Gather every line holding the string "活动内容".

Stored data

————

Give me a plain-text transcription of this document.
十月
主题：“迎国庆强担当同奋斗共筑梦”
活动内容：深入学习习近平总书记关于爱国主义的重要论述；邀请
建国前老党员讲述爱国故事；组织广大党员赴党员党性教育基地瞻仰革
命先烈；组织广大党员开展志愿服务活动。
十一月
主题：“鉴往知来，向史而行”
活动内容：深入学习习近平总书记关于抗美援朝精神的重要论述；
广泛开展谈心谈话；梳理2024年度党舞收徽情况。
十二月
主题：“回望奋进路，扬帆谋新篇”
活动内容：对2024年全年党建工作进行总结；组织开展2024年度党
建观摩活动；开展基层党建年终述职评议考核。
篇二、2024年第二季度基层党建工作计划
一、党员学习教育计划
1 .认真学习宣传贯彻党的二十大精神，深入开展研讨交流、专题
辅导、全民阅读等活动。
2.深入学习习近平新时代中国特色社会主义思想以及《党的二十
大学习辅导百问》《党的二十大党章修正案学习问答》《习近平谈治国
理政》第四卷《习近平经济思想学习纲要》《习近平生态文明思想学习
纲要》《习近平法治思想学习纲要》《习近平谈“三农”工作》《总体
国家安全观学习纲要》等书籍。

————

Reply to the task:
活动内容：深入学习习近平总书记关于爱国主义的重要论述；邀请
活动内容：深入学习习近平总书记关于抗美援朝精神的重要论述；
活动内容：对2024年全年党建工作进行总结；组织开展2024年度党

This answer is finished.